Figure data in JSON:
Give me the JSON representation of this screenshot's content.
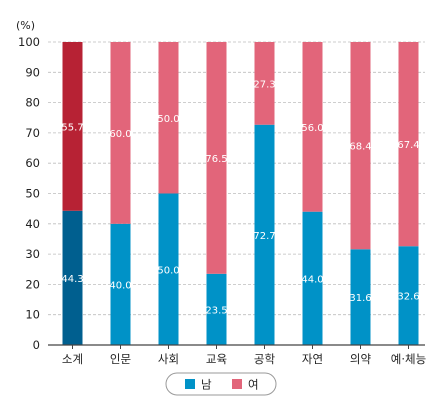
{
  "chart_data": {
    "type": "bar",
    "stacked": true,
    "unit_label": "(%)",
    "categories": [
      "소계",
      "인문",
      "사회",
      "교육",
      "공학",
      "자연",
      "의약",
      "예·체능"
    ],
    "series": [
      {
        "name": "남",
        "values": [
          44.3,
          40.0,
          50.0,
          23.5,
          72.7,
          44.0,
          31.6,
          32.6
        ],
        "labels": [
          "44.3",
          "40.0",
          "50.0",
          "23.5",
          "72.7",
          "44.0",
          "31.6",
          "32.6"
        ]
      },
      {
        "name": "여",
        "values": [
          55.7,
          60.0,
          50.0,
          76.5,
          27.3,
          56.0,
          68.4,
          67.4
        ],
        "labels": [
          "55.7",
          "60.0",
          "50.0",
          "76.5",
          "27.3",
          "56.0",
          "68.4",
          "67.4"
        ]
      }
    ],
    "ylim": [
      0,
      100
    ],
    "yticks": [
      "0",
      "10",
      "20",
      "30",
      "40",
      "50",
      "60",
      "70",
      "80",
      "90",
      "100"
    ],
    "grid": true,
    "legend_position": "bottom",
    "colors": {
      "male": "#0092C7",
      "female": "#E2657A",
      "male_total": "#005F8F",
      "female_total": "#B72234",
      "grid": "#BDBDBD",
      "axis": "#444444"
    }
  }
}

TASK TO COMPLETE: Copy out the whole listing exactly, and don't carry over any pictures.

WRITTEN RESPONSE:
Give me the JSON representation of this screenshot's content.
{
  "chart_data": {
    "type": "bar",
    "stacked": true,
    "unit_label": "(%)",
    "categories": [
      "소계",
      "인문",
      "사회",
      "교육",
      "공학",
      "자연",
      "의약",
      "예·체능"
    ],
    "series": [
      {
        "name": "남",
        "values": [
          44.3,
          40.0,
          50.0,
          23.5,
          72.7,
          44.0,
          31.6,
          32.6
        ],
        "labels": [
          "44.3",
          "40.0",
          "50.0",
          "23.5",
          "72.7",
          "44.0",
          "31.6",
          "32.6"
        ]
      },
      {
        "name": "여",
        "values": [
          55.7,
          60.0,
          50.0,
          76.5,
          27.3,
          56.0,
          68.4,
          67.4
        ],
        "labels": [
          "55.7",
          "60.0",
          "50.0",
          "76.5",
          "27.3",
          "56.0",
          "68.4",
          "67.4"
        ]
      }
    ],
    "ylim": [
      0,
      100
    ],
    "yticks": [
      "0",
      "10",
      "20",
      "30",
      "40",
      "50",
      "60",
      "70",
      "80",
      "90",
      "100"
    ],
    "grid": true,
    "legend_position": "bottom",
    "colors": {
      "male": "#0092C7",
      "female": "#E2657A",
      "male_total": "#005F8F",
      "female_total": "#B72234",
      "grid": "#BDBDBD",
      "axis": "#444444"
    }
  }
}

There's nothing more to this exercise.